[目的 1]:
記録の冒頭から「The anolyte circulation」を含む行までを、その行も含めて一字一句そのまま書き写してもらえますか。

[引用文]:
-=-=-

見出し画像

一期一会。

私が風景写真家の傍らで地道に研究しながら続けていたのが声楽家であった。
パーキンソン病の悪化に伴い風景写真家一本に絞り、現在では専ら聞くだけのオーディオマニア化している。それでも未だになおも悩み深きことは、どうにも止まらない芸術表現するという行為への爆発的衝動である。

しかし、もう離れてしまって数年は経つ。
もう鍛え直すという事も出来ずにいるからには、何らかの異なる形による表現方法は無いかと探した挙句、この度のblogで紹介したい音楽について綴っていきたいと思う。

私が高校生の頃、FMラジオで当時流れるクラシック音楽が何よりの楽しみであった。
合唱部や声楽で声の音楽を学ぶ傍ら、ピアノ練習に勤しみ、将来の夢としては音大に入るか学問の方で得意だった社会学系を活かして法学・経済学部に入ろうか迷っていた時期である。

そんな中、出会った強烈な音楽のうちの1つがスコット・ロスさんが奏でるバロック音楽であった。

数々の曲を演奏された中で、手元に残してある音源は今やカセットテープにあるJ.S バッハのパルティータのみ。
当時はまだまだ様々な演奏に出会う機会があり、むしろ私にとってパルティータは導入口である。
むしろ抑えめで上品な印象を受ける。

今の地に住まい、長い期間声楽家として活動しながらピアノを弾いていたのだが、その中で、自分がピアノを弾く上でルーティーンとしていたのが、J.S バッハの平均率から弾くことであり、その後にはスコット・ロスさんの名演があるイタリア協奏曲を弾く事だった。

と、いう長い前置きで失礼するが、そのイタリア協奏曲を是非お聞きいただきたい。(全楽章リンクあり)

このイタリア協奏曲であるが、J.S バッハの曲の中でも珍しい部類に入るのでは無いかと思われる。
第1楽章の明るく弾んだ心、イタリアの太陽に照らされた風景が浮かんでくるような情景が浮かぶように思われる。こうした情景をも描かれる手法というのが珍しいと私は考える次第だ。

-=-=-

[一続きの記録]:
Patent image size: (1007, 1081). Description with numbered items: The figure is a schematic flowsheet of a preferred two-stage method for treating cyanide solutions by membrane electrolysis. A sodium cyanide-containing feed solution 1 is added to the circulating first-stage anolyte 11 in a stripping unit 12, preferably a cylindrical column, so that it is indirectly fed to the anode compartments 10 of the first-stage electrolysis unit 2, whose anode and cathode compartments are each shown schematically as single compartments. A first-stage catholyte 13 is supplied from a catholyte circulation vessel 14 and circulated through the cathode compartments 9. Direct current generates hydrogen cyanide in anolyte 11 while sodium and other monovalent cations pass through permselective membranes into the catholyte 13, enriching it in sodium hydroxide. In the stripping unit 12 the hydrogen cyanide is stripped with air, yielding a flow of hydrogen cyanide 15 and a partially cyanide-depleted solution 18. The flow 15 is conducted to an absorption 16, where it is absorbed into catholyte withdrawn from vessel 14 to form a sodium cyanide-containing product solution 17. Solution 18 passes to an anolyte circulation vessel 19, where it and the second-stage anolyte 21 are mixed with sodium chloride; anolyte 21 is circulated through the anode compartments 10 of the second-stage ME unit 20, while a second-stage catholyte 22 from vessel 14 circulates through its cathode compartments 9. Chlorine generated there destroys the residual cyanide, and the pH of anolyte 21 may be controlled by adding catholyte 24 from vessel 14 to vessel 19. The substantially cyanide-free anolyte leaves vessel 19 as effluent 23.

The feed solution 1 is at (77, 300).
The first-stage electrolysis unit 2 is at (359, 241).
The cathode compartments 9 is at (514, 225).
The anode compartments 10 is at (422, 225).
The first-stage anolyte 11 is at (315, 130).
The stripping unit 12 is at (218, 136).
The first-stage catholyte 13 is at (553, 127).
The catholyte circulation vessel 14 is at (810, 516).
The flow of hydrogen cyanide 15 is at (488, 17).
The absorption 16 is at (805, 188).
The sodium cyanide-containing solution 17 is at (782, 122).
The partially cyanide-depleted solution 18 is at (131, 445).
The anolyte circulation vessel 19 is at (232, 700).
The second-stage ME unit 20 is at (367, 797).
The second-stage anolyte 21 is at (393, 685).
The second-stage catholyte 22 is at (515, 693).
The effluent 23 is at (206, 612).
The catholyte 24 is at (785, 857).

-=-=-

[目的 2]:
引用文の「合唱部や声楽で声の音楽を学ぶ」から「パルティータは導入口である。」までを、終わりの語句も含めて一字一句たがえずに繰り返してもらえますか。

[完全な解答 1]:
Patent image size: (1007, 1081). Description with numbered items: The figure is a schematic flowsheet of a preferred two-stage method for treating cyanide solutions by membrane electrolysis. A sodium cyanide-containing feed solution 1 is added to the circulating first-stage anolyte 11 in a stripping unit 12, preferably a cylindrical column, so that it is indirectly fed to the anode compartments 10 of the first-stage electrolysis unit 2, whose anode and cathode compartments are each shown schematically as single compartments. A first-stage catholyte 13 is supplied from a catholyte circulation vessel 14 and circulated through the cathode compartments 9. Direct current generates hydrogen cyanide in anolyte 11 while sodium and other monovalent cations pass through permselective membranes into the catholyte 13, enriching it in sodium hydroxide. In the stripping unit 12 the hydrogen cyanide is stripped with air, yielding a flow of hydrogen cyanide 15 and a partially cyanide-depleted solution 18. The flow 15 is conducted to an absorption 16, where it is absorbed into catholyte withdrawn from vessel 14 to form a sodium cyanide-containing product solution 17. Solution 18 passes to an anolyte circulation vessel 19, where it and the second-stage anolyte 21 are mixed with sodium chloride; anolyte 21 is circulated through the anode compartments 10 of the second-stage ME unit 20, while a second-stage catholyte 22 from vessel 14 circulates through its cathode compartments 9. Chlorine generated there destroys the residual cyanide, and the pH of anolyte 21 may be controlled by adding catholyte 24 from vessel 14 to vessel 19. The substantially cyanide-free anolyte leaves vessel 19 as effluent 23.

The feed solution 1 is at (77, 300).
The first-stage electrolysis unit 2 is at (359, 241).
The cathode compartments 9 is at (514, 225).
The anode compartments 10 is at (422, 225).
The first-stage anolyte 11 is at (315, 130).
The stripping unit 12 is at (218, 136).
The first-stage catholyte 13 is at (553, 127).
The catholyte circulation vessel 14 is at (810, 516).
The flow of hydrogen cyanide 15 is at (488, 17).
The absorption 16 is at (805, 188).
The sodium cyanide-containing solution 17 is at (782, 122).
The partially cyanide-depleted solution 18 is at (131, 445).
The anolyte circulation vessel 19 is at (232, 700).

[完全な解答 2]:
合唱部や声楽で声の音楽を学ぶ傍ら、ピアノ練習に勤しみ、将来の夢としては音大に入るか学問の方で得意だった社会学系を活かして法学・経済学部に入ろうか迷っていた時期である。

そんな中、出会った強烈な音楽のうちの1つがスコット・ロスさんが奏でるバロック音楽であった。

数々の曲を演奏された中で、手元に残してある音源は今やカセットテープにあるJ.S バッハのパルティータのみ。
当時はまだまだ様々な演奏に出会う機会があり、むしろ私にとってパルティータは導入口である。